PROBLEM TO WORK ON:
Extract all lines that hold the string "text".

================

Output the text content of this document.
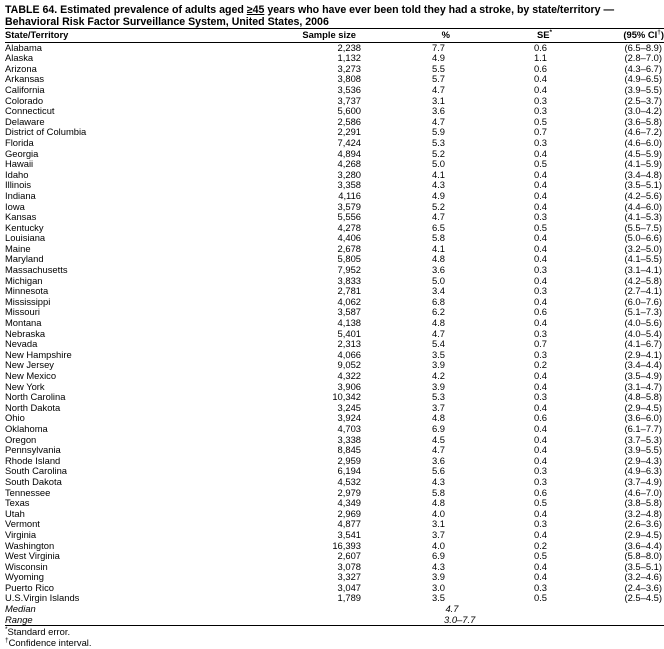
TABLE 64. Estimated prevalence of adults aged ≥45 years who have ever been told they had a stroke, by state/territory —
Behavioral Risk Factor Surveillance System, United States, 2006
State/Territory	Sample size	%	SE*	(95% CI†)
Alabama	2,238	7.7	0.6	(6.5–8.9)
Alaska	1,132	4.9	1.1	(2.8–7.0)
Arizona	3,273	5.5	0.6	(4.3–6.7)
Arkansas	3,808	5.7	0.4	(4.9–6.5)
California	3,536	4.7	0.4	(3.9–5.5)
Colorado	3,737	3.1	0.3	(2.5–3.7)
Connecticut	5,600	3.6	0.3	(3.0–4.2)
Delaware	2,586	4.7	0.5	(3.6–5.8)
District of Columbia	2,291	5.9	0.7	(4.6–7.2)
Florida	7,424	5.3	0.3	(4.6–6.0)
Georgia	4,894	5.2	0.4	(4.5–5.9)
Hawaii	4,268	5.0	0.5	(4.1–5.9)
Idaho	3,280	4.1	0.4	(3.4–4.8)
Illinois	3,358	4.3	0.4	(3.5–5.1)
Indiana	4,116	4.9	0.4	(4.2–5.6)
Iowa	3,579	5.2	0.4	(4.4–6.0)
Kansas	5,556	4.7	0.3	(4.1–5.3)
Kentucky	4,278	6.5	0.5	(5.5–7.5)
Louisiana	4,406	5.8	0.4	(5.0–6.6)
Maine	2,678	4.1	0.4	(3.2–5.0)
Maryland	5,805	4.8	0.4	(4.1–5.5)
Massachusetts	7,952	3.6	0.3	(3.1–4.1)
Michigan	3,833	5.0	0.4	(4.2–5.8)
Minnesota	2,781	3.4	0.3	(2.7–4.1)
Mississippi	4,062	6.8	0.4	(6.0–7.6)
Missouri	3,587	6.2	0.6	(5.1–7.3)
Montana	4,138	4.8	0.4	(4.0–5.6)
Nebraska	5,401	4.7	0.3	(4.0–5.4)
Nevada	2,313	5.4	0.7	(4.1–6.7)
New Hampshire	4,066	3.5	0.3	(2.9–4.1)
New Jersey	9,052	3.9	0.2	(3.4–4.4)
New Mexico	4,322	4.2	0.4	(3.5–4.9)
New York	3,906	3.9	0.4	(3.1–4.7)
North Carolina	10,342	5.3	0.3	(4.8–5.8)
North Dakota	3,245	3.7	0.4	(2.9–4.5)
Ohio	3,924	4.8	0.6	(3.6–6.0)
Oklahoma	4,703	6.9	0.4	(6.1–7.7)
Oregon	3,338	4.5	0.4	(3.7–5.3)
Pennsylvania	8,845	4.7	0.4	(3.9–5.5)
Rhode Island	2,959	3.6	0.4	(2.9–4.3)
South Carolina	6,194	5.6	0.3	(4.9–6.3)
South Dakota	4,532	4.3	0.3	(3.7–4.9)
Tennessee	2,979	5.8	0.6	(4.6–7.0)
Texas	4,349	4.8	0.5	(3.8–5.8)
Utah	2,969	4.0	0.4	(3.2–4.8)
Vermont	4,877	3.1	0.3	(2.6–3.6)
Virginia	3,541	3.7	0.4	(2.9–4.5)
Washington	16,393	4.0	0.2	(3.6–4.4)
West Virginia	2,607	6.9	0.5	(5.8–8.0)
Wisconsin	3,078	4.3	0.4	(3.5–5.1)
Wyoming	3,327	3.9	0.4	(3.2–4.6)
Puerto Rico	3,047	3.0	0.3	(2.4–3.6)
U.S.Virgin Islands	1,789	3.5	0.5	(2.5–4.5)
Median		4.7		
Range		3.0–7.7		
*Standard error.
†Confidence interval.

================

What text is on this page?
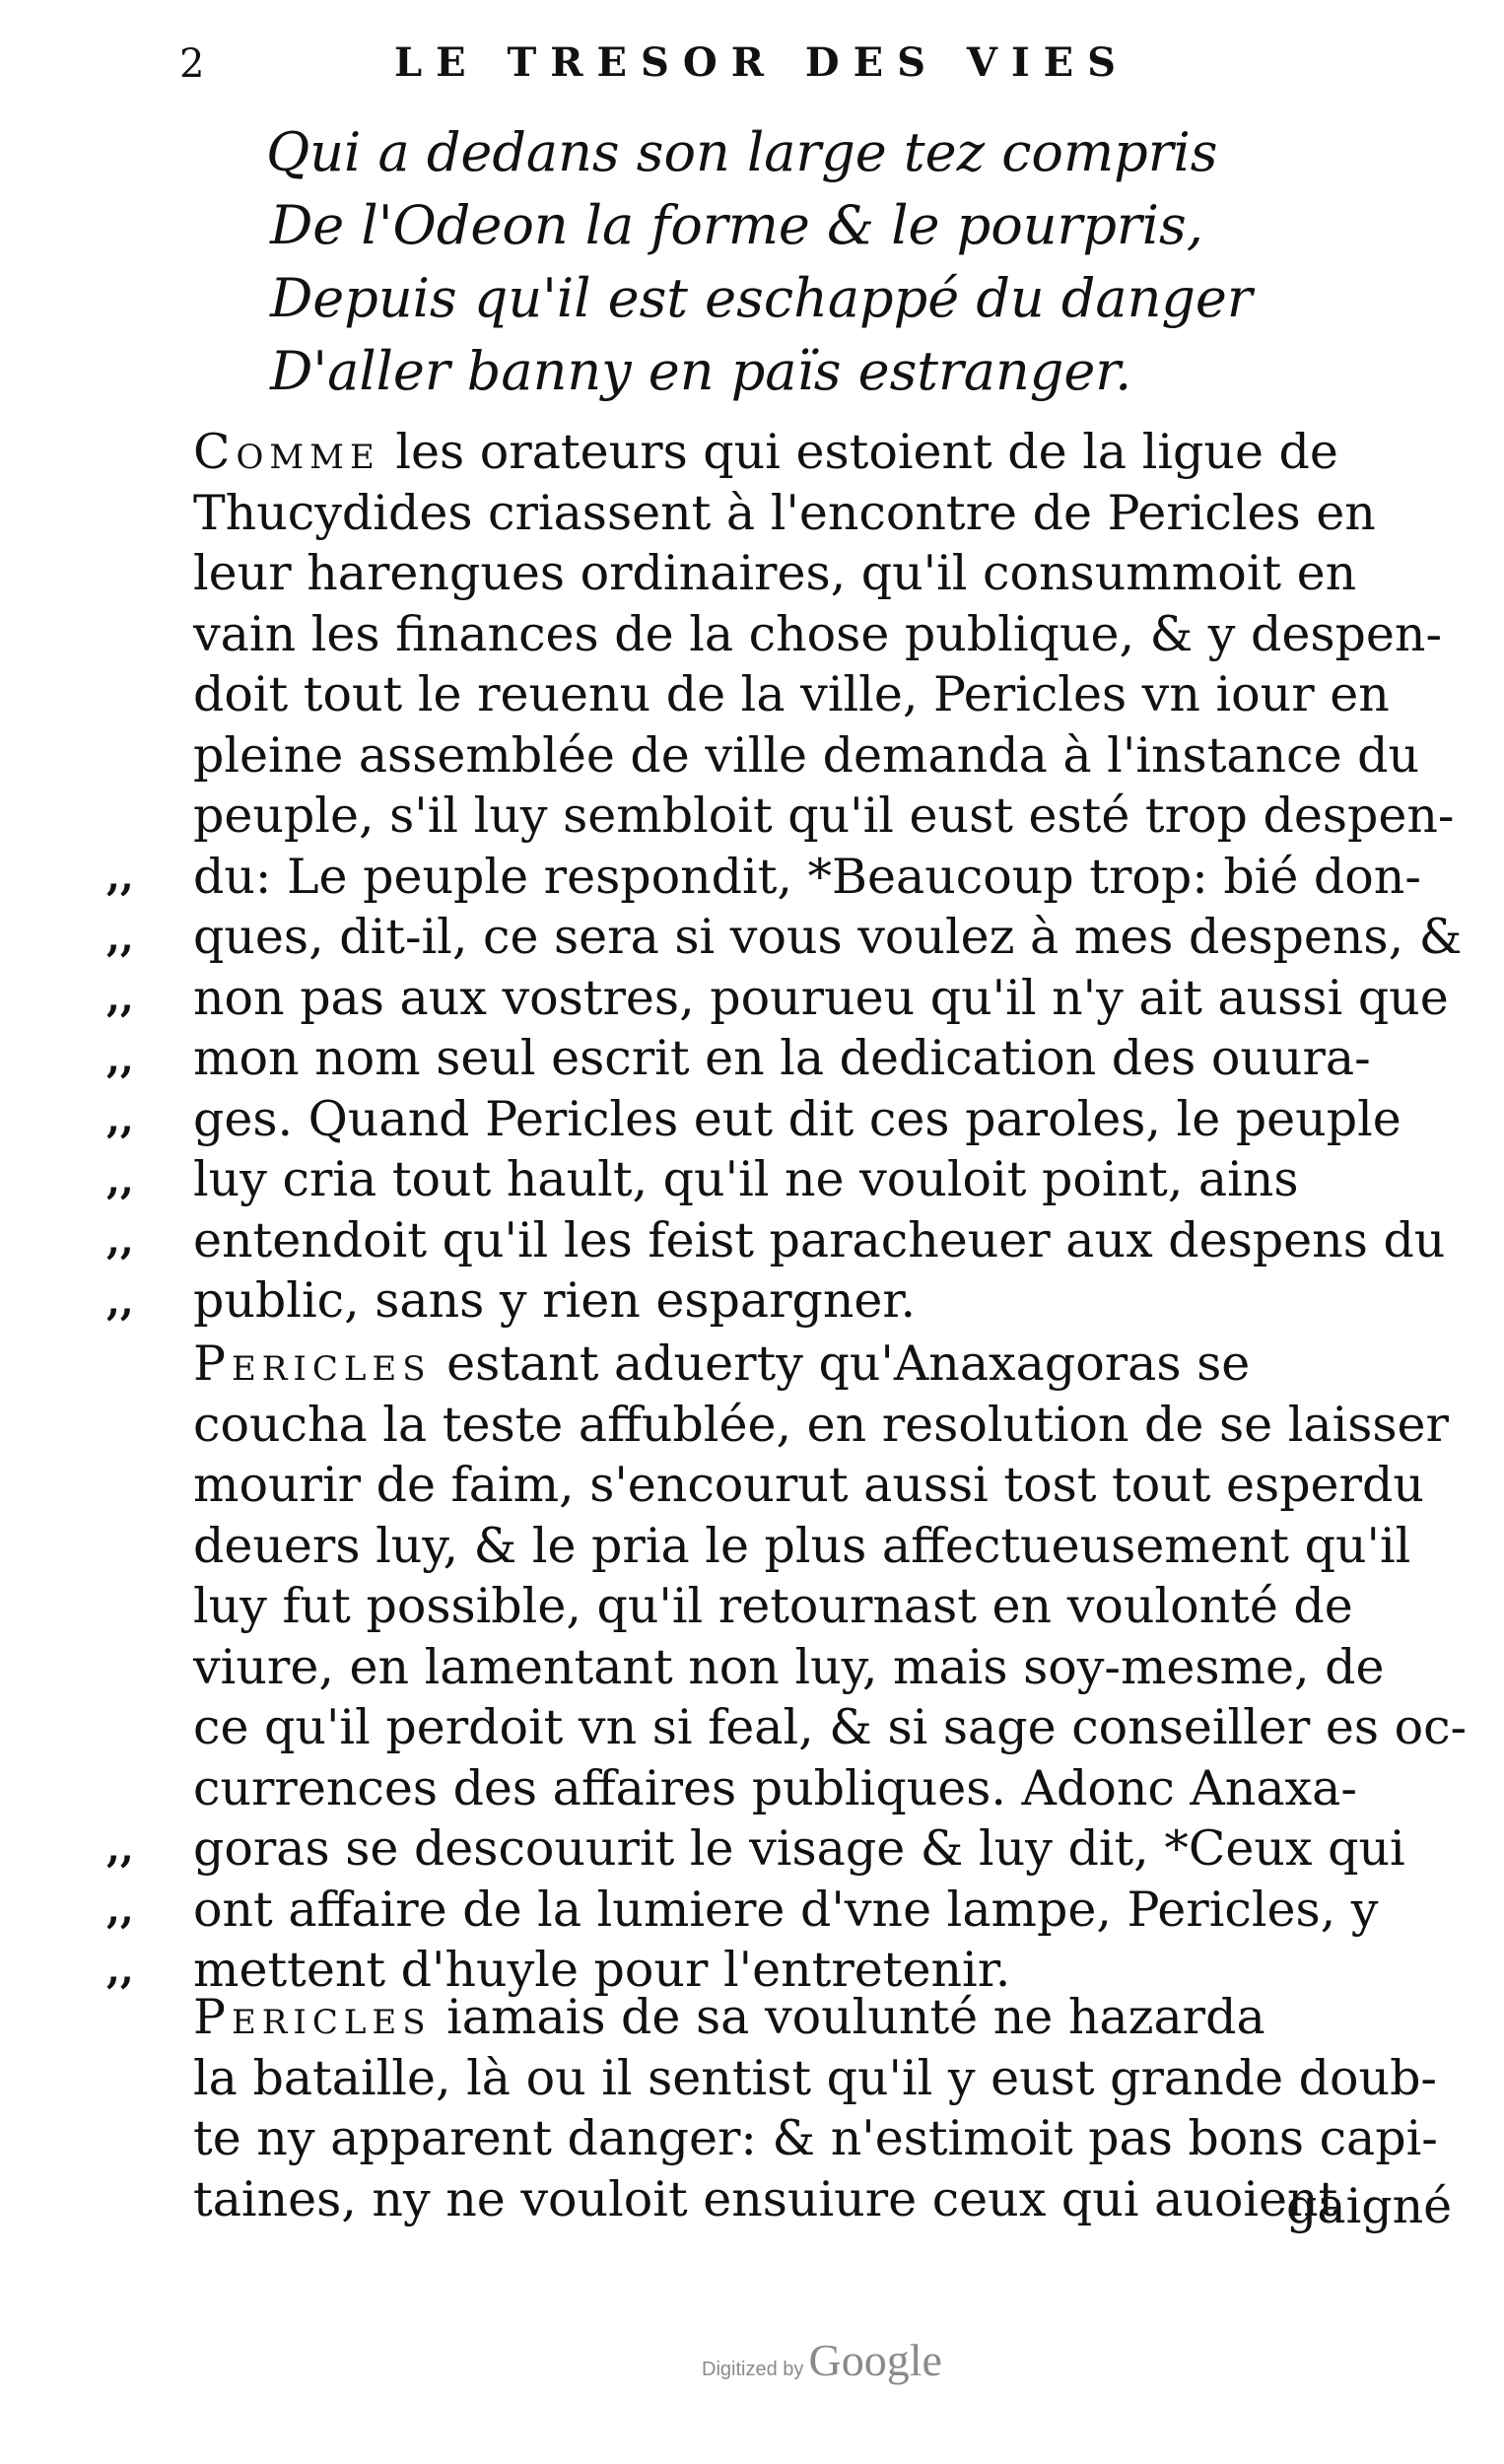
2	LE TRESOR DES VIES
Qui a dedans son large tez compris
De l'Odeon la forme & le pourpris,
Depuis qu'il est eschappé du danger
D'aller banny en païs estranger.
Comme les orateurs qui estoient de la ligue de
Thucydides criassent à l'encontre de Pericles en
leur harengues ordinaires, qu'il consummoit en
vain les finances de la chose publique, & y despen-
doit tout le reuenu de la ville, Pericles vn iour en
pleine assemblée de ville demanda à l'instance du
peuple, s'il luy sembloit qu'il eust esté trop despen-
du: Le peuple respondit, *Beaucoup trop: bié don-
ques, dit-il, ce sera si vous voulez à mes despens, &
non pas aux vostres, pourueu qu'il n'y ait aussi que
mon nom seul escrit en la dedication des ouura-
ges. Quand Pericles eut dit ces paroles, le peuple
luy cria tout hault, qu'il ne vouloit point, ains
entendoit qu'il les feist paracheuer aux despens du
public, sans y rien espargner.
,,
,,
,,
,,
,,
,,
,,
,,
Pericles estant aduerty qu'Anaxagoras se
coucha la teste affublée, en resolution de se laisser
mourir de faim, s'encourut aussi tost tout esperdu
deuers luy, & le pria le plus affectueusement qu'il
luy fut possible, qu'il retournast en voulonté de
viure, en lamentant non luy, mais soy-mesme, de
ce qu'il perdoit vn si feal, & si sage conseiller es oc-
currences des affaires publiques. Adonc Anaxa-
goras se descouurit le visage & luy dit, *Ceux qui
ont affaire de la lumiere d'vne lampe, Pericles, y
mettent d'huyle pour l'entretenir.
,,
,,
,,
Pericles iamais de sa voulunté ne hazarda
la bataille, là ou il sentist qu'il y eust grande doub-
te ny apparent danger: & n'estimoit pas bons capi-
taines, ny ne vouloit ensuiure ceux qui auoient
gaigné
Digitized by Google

================

TASK ANSWER:
Output the text content of this document.
What text is on this page?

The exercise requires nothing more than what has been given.